Exercise goal:
Among the entries below, find how many lines carry the word "Duty" and state only that figure.

● ● ● ●

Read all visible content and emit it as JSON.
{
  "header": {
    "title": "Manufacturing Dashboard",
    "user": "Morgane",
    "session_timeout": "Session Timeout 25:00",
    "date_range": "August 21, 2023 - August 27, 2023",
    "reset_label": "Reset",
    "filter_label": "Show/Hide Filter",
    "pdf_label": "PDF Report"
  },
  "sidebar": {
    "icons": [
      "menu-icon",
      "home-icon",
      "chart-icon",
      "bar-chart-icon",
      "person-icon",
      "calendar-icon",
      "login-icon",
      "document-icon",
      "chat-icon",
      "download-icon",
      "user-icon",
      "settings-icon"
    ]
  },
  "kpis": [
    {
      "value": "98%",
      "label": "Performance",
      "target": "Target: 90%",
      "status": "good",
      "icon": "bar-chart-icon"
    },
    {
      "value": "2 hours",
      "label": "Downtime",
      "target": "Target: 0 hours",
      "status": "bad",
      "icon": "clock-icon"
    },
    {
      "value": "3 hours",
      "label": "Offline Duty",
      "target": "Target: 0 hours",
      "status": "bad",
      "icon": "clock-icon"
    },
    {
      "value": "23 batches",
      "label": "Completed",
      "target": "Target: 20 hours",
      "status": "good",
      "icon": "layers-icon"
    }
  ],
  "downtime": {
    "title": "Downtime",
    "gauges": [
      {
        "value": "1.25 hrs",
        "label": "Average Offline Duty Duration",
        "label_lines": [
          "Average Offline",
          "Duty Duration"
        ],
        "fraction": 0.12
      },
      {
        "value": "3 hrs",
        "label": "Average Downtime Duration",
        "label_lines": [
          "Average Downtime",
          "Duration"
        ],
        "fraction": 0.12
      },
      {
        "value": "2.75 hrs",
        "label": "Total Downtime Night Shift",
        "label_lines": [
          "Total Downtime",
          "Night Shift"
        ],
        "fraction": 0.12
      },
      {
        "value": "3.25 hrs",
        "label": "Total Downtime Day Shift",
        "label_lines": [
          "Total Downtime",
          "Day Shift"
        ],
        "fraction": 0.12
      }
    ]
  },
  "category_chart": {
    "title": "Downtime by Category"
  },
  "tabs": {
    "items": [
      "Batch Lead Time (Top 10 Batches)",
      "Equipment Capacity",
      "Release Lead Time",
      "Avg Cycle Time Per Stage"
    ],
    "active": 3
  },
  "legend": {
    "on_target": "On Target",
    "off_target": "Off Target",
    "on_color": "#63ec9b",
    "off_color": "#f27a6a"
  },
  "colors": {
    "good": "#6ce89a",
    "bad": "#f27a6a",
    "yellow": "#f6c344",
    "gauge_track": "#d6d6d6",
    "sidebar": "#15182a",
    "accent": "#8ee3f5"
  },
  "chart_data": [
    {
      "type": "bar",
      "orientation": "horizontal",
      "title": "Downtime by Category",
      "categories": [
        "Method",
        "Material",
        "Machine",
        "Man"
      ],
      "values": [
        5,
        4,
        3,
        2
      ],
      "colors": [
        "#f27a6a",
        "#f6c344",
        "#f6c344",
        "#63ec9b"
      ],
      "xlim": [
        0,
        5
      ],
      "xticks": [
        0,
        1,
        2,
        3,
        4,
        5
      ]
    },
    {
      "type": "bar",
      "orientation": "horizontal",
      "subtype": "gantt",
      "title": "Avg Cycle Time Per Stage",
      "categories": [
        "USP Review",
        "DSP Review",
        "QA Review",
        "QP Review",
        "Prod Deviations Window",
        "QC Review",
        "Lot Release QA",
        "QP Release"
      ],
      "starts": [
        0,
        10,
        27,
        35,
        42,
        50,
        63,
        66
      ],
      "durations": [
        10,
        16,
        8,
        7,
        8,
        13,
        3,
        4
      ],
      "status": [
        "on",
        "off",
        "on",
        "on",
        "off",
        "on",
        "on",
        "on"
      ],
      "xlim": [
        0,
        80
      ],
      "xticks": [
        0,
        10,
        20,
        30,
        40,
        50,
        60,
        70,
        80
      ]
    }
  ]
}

● ● ● ●

Written response:
3